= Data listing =
━━━

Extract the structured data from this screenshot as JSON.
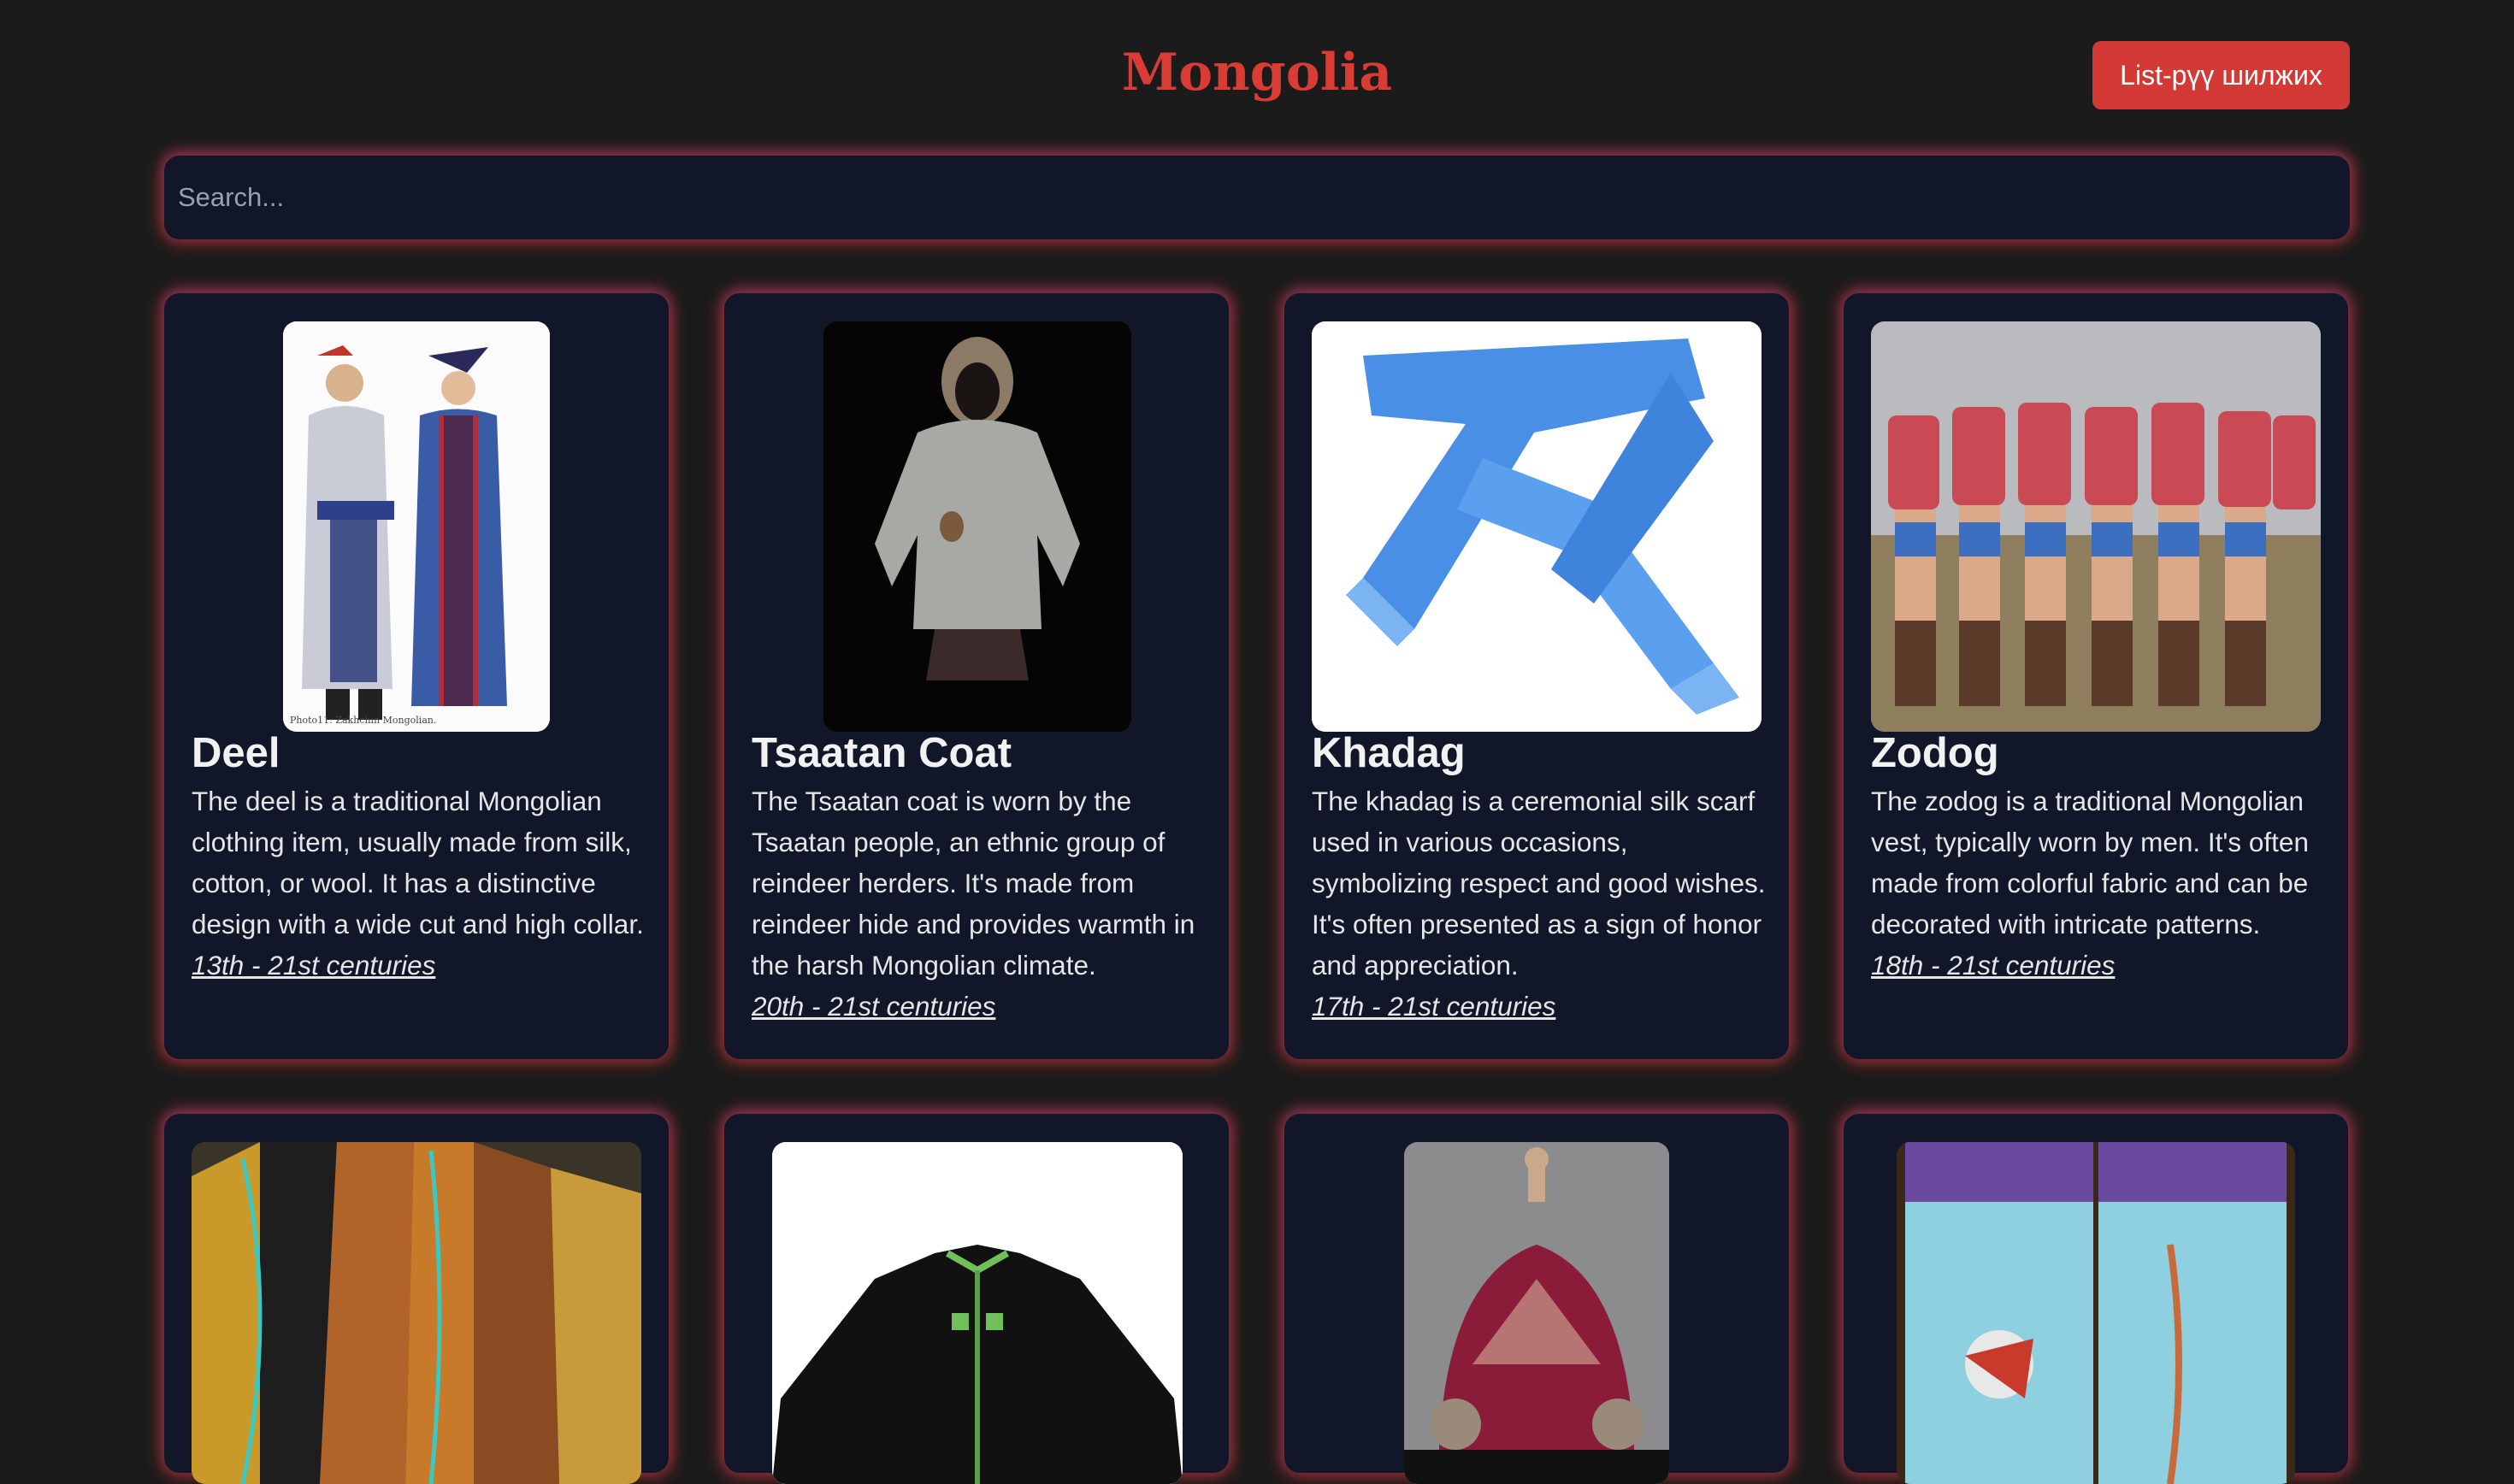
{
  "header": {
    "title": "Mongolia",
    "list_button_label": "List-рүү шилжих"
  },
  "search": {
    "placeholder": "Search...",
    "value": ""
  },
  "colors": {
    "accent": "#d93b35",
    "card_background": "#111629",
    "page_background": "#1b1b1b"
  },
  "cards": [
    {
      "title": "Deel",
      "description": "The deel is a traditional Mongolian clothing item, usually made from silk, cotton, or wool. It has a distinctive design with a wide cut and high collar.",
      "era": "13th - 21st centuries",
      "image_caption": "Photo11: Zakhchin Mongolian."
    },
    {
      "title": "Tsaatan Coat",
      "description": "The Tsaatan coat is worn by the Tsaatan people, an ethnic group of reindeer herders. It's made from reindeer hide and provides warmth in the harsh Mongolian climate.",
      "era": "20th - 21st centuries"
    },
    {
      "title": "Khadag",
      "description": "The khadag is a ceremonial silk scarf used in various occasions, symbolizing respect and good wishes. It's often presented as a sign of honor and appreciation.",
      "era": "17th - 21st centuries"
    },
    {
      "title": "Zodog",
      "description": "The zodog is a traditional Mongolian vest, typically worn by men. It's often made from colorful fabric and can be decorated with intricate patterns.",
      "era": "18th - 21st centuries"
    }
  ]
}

━━━

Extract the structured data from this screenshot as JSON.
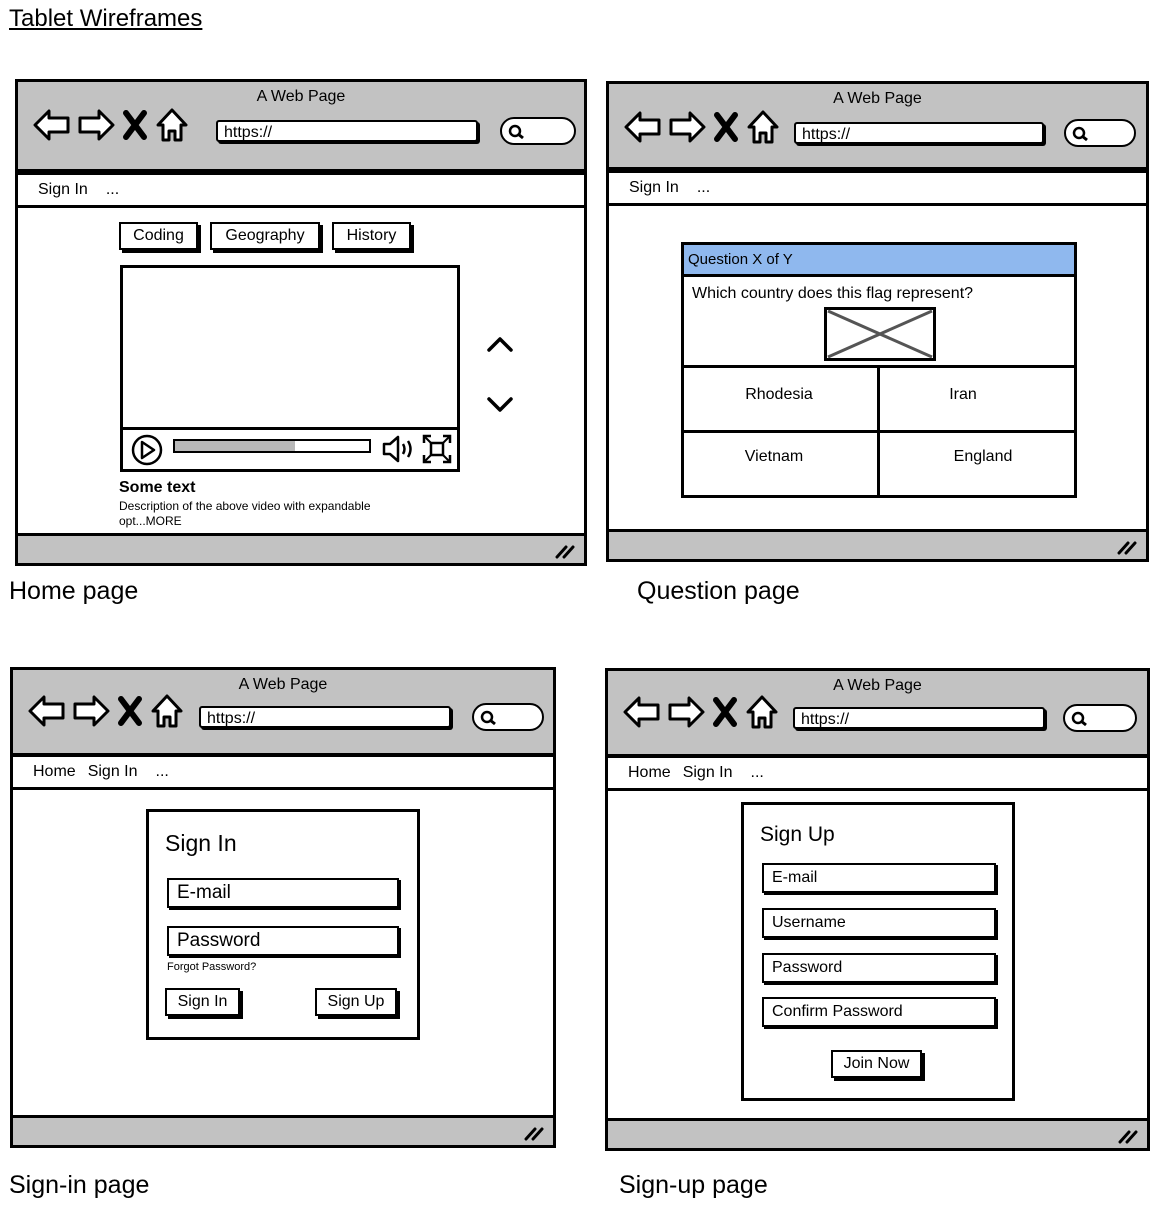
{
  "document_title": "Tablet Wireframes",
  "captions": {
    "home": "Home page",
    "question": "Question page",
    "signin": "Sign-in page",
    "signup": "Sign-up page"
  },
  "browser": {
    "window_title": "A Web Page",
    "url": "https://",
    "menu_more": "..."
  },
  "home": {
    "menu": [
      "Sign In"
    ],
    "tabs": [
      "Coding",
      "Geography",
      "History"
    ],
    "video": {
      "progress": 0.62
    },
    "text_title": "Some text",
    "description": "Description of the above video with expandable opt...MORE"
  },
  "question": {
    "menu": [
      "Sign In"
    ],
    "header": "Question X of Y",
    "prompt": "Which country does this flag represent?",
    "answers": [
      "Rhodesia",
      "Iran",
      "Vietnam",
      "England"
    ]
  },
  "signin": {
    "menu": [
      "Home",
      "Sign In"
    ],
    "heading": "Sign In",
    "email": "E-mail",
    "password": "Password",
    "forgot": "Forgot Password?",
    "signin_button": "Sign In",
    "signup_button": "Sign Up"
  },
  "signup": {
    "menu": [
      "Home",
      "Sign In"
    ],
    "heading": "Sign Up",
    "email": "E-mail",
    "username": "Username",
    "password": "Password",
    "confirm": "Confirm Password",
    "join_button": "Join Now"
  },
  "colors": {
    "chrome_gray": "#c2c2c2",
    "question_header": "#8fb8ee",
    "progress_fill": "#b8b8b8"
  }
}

━━━

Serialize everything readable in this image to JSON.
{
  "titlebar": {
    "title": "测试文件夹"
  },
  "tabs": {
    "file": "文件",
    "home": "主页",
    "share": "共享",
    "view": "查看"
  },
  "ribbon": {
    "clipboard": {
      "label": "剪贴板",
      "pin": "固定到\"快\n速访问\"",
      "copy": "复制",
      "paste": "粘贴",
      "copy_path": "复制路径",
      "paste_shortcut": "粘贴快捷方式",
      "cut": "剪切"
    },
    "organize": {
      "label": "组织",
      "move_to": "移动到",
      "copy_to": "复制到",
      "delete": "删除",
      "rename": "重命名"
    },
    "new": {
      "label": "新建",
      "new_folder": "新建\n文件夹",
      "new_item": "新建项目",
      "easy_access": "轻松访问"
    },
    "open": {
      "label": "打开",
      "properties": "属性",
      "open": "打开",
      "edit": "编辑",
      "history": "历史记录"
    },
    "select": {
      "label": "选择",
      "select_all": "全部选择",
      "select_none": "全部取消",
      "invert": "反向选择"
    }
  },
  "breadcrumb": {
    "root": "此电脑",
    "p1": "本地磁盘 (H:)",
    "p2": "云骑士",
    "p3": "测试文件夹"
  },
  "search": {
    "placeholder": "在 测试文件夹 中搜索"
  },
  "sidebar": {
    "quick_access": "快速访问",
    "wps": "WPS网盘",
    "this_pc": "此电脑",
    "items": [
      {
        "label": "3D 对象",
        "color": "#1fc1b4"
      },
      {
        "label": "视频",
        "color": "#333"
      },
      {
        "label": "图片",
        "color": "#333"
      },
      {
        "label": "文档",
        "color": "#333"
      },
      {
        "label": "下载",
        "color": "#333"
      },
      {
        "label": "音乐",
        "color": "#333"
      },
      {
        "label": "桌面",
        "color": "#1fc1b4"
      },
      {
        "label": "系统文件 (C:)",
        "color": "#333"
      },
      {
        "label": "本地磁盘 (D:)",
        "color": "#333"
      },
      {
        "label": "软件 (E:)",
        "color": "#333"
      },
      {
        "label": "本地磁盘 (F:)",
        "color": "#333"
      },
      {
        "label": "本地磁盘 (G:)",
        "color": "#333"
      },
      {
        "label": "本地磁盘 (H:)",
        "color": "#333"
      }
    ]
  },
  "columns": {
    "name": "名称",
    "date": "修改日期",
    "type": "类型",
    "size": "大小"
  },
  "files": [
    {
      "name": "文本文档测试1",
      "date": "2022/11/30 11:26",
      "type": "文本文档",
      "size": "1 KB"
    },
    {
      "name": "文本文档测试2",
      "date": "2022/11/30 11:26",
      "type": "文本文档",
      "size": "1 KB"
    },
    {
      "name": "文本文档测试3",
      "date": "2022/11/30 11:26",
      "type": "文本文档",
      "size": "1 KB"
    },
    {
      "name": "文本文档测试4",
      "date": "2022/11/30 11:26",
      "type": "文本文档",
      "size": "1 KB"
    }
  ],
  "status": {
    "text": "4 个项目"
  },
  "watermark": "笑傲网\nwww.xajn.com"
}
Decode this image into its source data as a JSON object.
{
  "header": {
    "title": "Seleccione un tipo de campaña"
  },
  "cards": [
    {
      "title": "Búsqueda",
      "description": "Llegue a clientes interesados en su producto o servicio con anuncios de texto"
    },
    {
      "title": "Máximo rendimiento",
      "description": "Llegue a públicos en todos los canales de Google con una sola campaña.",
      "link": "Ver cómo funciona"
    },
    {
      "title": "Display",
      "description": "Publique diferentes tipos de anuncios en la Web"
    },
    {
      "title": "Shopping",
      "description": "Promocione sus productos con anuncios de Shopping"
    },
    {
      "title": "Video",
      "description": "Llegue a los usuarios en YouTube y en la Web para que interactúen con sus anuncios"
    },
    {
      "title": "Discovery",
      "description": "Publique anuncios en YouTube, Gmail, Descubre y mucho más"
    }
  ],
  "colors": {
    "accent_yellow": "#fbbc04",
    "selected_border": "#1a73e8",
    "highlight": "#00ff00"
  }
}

━━━

= Work instructions =
Gather from the data above every line with the string "Publique".

= Right answer =
      "description": "Publique diferentes tipos de anuncios en la Web"
      "description": "Publique anuncios en YouTube, Gmail, Descubre y mucho más"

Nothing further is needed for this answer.